| EXERCISE GOAL |
Repeat every entry word for word, but leave the images out of your copy.

| LISTED ENTRIES |
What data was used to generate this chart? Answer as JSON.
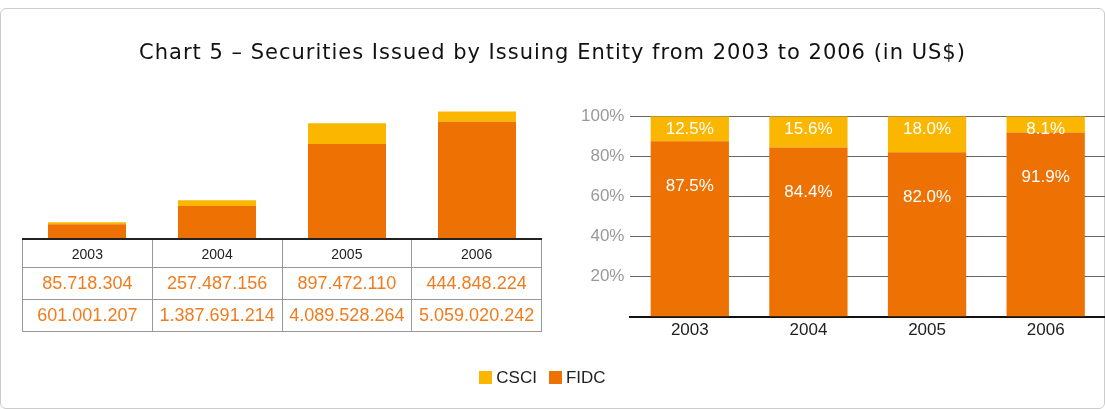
{
  "chart_data": [
    {
      "type": "bar",
      "title": "Chart 5 – Securities Issued by Issuing Entity from 2003 to 2006 (in US$)",
      "categories": [
        "2003",
        "2004",
        "2005",
        "2006"
      ],
      "stacked": true,
      "tick_labels": false,
      "grid": false,
      "legend": "bottom",
      "series": [
        {
          "name": "FIDC",
          "color": "#ee7203",
          "values": [
            601001207,
            1387691214,
            4089528264,
            5059020242
          ],
          "value_labels": [
            "601.001.207",
            "1.387.691.214",
            "4.089.528.264",
            "5.059.020.242"
          ]
        },
        {
          "name": "CSCI",
          "color": "#fbb600",
          "values": [
            85718304,
            257487156,
            897472110,
            444848224
          ],
          "value_labels": [
            "85.718.304",
            "257.487.156",
            "897.472.110",
            "444.848.224"
          ]
        }
      ]
    },
    {
      "type": "bar",
      "categories": [
        "2003",
        "2004",
        "2005",
        "2006"
      ],
      "stacked": true,
      "ylim": [
        0,
        100
      ],
      "yticks": [
        {
          "value": 20,
          "label": "20%"
        },
        {
          "value": 40,
          "label": "40%"
        },
        {
          "value": 60,
          "label": "60%"
        },
        {
          "value": 80,
          "label": "80%"
        },
        {
          "value": 100,
          "label": "100%"
        }
      ],
      "grid": "y",
      "legend": "bottom",
      "series": [
        {
          "name": "FIDC",
          "color": "#ee7203",
          "values": [
            87.5,
            84.4,
            82.0,
            91.9
          ],
          "value_labels": [
            "87.5%",
            "84.4%",
            "82.0%",
            "91.9%"
          ]
        },
        {
          "name": "CSCI",
          "color": "#fbb600",
          "values": [
            12.5,
            15.6,
            18.0,
            8.1
          ],
          "value_labels": [
            "12.5%",
            "15.6%",
            "18.0%",
            "8.1%"
          ]
        }
      ]
    }
  ]
}
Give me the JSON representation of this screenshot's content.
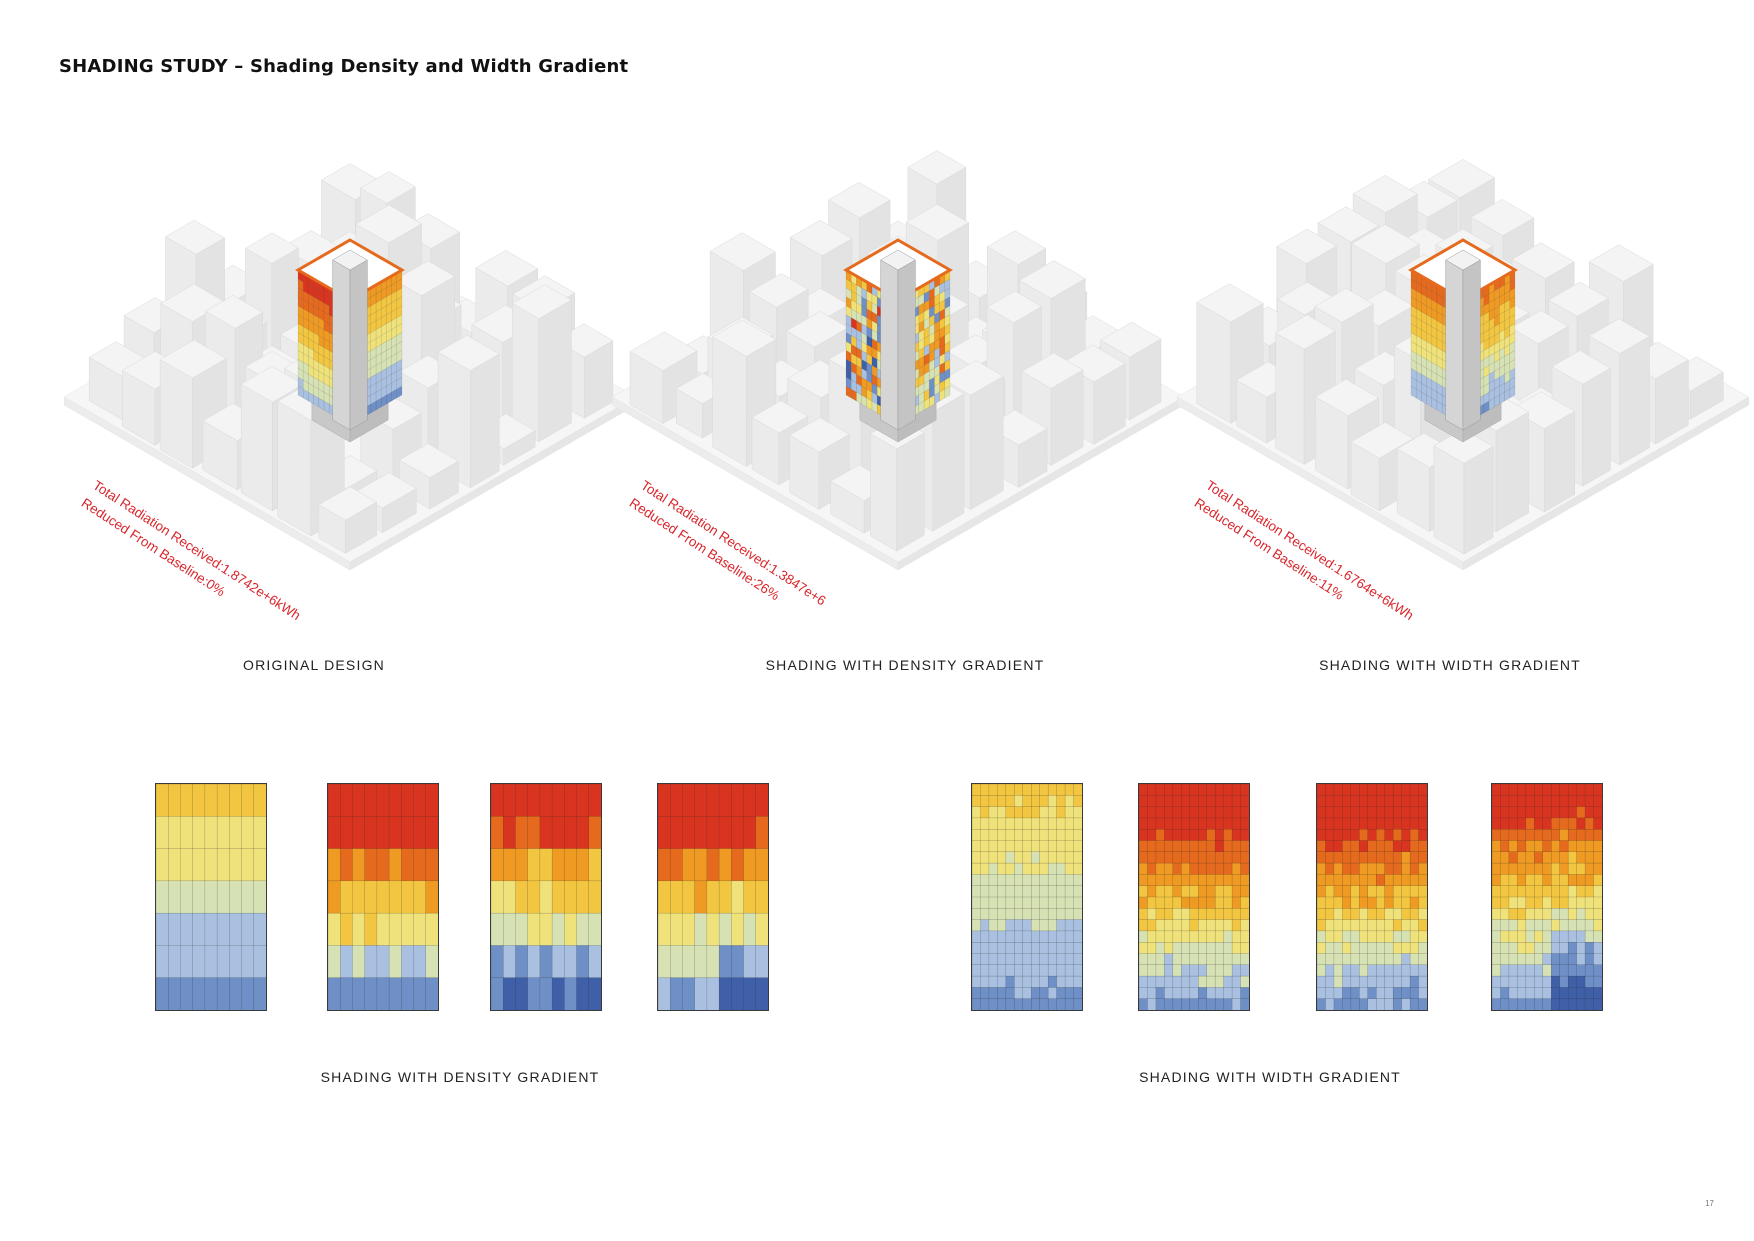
{
  "page": {
    "title": "SHADING STUDY – Shading Density and Width Gradient",
    "page_number": "17"
  },
  "studies": [
    {
      "caption": "ORIGINAL DESIGN",
      "radiation": "Total Radiation Received:1.8742e+6kWh",
      "reduction": "Reduced From Baseline:0%",
      "pattern": "original"
    },
    {
      "caption": "SHADING WITH DENSITY GRADIENT",
      "radiation": "Total Radiation Received:1.3847e+6",
      "reduction": "Reduced From Baseline:26%",
      "pattern": "density"
    },
    {
      "caption": "SHADING WITH WIDTH GRADIENT",
      "radiation": "Total Radiation Received:1.6764e+6kWh",
      "reduction": "Reduced From Baseline:11%",
      "pattern": "width"
    }
  ],
  "facade_groups": [
    {
      "caption": "SHADING WITH DENSITY GRADIENT",
      "panel_count": 4
    },
    {
      "caption": "SHADING WITH WIDTH GRADIENT",
      "panel_count": 4
    }
  ],
  "colors": {
    "annotation": "#d9262b",
    "radiation_scale": [
      "#3f5fa8",
      "#6f8fc7",
      "#a9c0e0",
      "#d7e2b4",
      "#f0e27a",
      "#f2c640",
      "#ef9a22",
      "#e56a1d",
      "#d9341f"
    ],
    "context_building": "#eeeeee"
  }
}
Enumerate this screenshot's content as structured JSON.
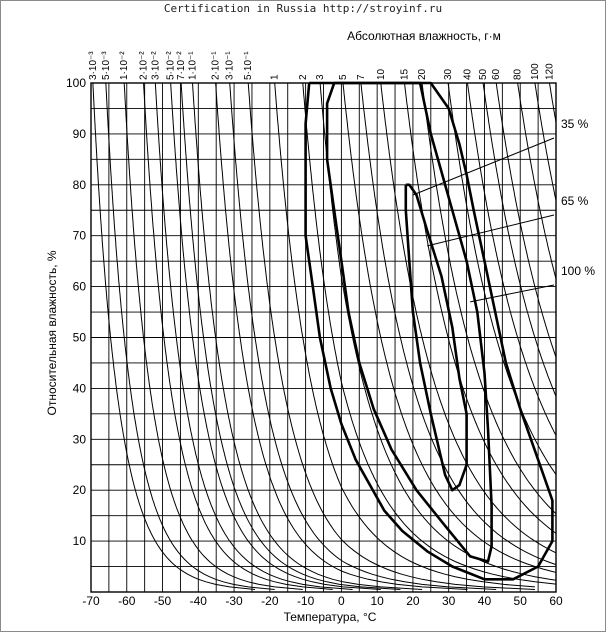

| WRITTEN SOLUTION |
What data was used to generate this chart? Answer as JSON.
{
  "chart_data": [
    {
      "type": "bar",
      "title": "Chart 5 – Securities Issued by Issuing Entity from 2003 to 2006 (in US$)",
      "categories": [
        "2003",
        "2004",
        "2005",
        "2006"
      ],
      "stacked": true,
      "tick_labels": false,
      "grid": false,
      "legend": "bottom",
      "series": [
        {
          "name": "FIDC",
          "color": "#ee7203",
          "values": [
            601001207,
            1387691214,
            4089528264,
            5059020242
          ],
          "value_labels": [
            "601.001.207",
            "1.387.691.214",
            "4.089.528.264",
            "5.059.020.242"
          ]
        },
        {
          "name": "CSCI",
          "color": "#fbb600",
          "values": [
            85718304,
            257487156,
            897472110,
            444848224
          ],
          "value_labels": [
            "85.718.304",
            "257.487.156",
            "897.472.110",
            "444.848.224"
          ]
        }
      ]
    },
    {
      "type": "bar",
      "categories": [
        "2003",
        "2004",
        "2005",
        "2006"
      ],
      "stacked": true,
      "ylim": [
        0,
        100
      ],
      "yticks": [
        {
          "value": 20,
          "label": "20%"
        },
        {
          "value": 40,
          "label": "40%"
        },
        {
          "value": 60,
          "label": "60%"
        },
        {
          "value": 80,
          "label": "80%"
        },
        {
          "value": 100,
          "label": "100%"
        }
      ],
      "grid": "y",
      "legend": "bottom",
      "series": [
        {
          "name": "FIDC",
          "color": "#ee7203",
          "values": [
            87.5,
            84.4,
            82.0,
            91.9
          ],
          "value_labels": [
            "87.5%",
            "84.4%",
            "82.0%",
            "91.9%"
          ]
        },
        {
          "name": "CSCI",
          "color": "#fbb600",
          "values": [
            12.5,
            15.6,
            18.0,
            8.1
          ],
          "value_labels": [
            "12.5%",
            "15.6%",
            "18.0%",
            "8.1%"
          ]
        }
      ]
    }
  ]
}
Give me the JSON representation of this screenshot's content.
{
  "page": {
    "title": "SHADING STUDY – Shading Density and Width Gradient",
    "page_number": "17"
  },
  "studies": [
    {
      "caption": "ORIGINAL DESIGN",
      "radiation": "Total Radiation Received:1.8742e+6kWh",
      "reduction": "Reduced From Baseline:0%",
      "pattern": "original"
    },
    {
      "caption": "SHADING WITH DENSITY GRADIENT",
      "radiation": "Total Radiation Received:1.3847e+6",
      "reduction": "Reduced From Baseline:26%",
      "pattern": "density"
    },
    {
      "caption": "SHADING WITH WIDTH GRADIENT",
      "radiation": "Total Radiation Received:1.6764e+6kWh",
      "reduction": "Reduced From Baseline:11%",
      "pattern": "width"
    }
  ],
  "facade_groups": [
    {
      "caption": "SHADING WITH DENSITY GRADIENT",
      "panel_count": 4
    },
    {
      "caption": "SHADING WITH WIDTH GRADIENT",
      "panel_count": 4
    }
  ],
  "colors": {
    "annotation": "#d9262b",
    "radiation_scale": [
      "#3f5fa8",
      "#6f8fc7",
      "#a9c0e0",
      "#d7e2b4",
      "#f0e27a",
      "#f2c640",
      "#ef9a22",
      "#e56a1d",
      "#d9341f"
    ],
    "context_building": "#eeeeee"
  }
}
Enumerate this screenshot's content as structured JSON.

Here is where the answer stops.